> **SET PROBLEM**
Repeat the data below exactly, dropping any pictures it holds.
[start of DATASET ROWS]
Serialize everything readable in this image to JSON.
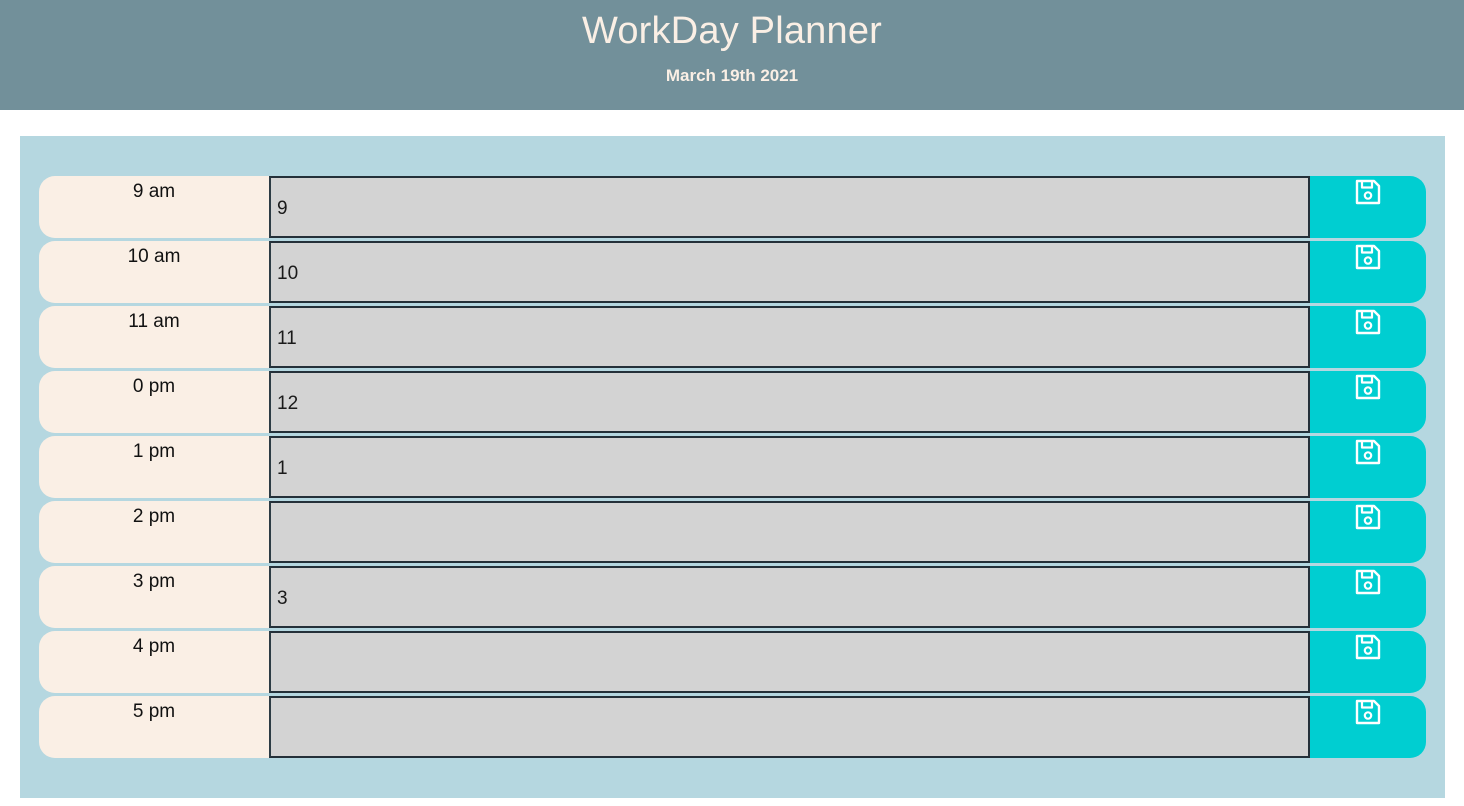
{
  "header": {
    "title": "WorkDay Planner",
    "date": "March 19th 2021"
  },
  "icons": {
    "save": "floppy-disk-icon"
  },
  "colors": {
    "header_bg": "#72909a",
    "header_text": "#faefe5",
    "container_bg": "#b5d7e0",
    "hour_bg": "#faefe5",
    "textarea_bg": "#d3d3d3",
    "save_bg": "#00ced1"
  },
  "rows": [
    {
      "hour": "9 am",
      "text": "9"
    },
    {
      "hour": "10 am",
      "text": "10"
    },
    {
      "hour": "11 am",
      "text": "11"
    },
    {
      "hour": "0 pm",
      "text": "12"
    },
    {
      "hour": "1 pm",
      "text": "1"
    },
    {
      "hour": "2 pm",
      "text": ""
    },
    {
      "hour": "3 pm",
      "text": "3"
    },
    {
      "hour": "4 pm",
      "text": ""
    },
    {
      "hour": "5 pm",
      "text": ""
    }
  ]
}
[end of DATASET ROWS]
> **SOLVED EXERCISE**
Serialize everything readable in this image to JSON.
{
  "header": {
    "title": "WorkDay Planner",
    "date": "March 19th 2021"
  },
  "icons": {
    "save": "floppy-disk-icon"
  },
  "colors": {
    "header_bg": "#72909a",
    "header_text": "#faefe5",
    "container_bg": "#b5d7e0",
    "hour_bg": "#faefe5",
    "textarea_bg": "#d3d3d3",
    "save_bg": "#00ced1"
  },
  "rows": [
    {
      "hour": "9 am",
      "text": "9"
    },
    {
      "hour": "10 am",
      "text": "10"
    },
    {
      "hour": "11 am",
      "text": "11"
    },
    {
      "hour": "0 pm",
      "text": "12"
    },
    {
      "hour": "1 pm",
      "text": "1"
    },
    {
      "hour": "2 pm",
      "text": ""
    },
    {
      "hour": "3 pm",
      "text": "3"
    },
    {
      "hour": "4 pm",
      "text": ""
    },
    {
      "hour": "5 pm",
      "text": ""
    }
  ]
}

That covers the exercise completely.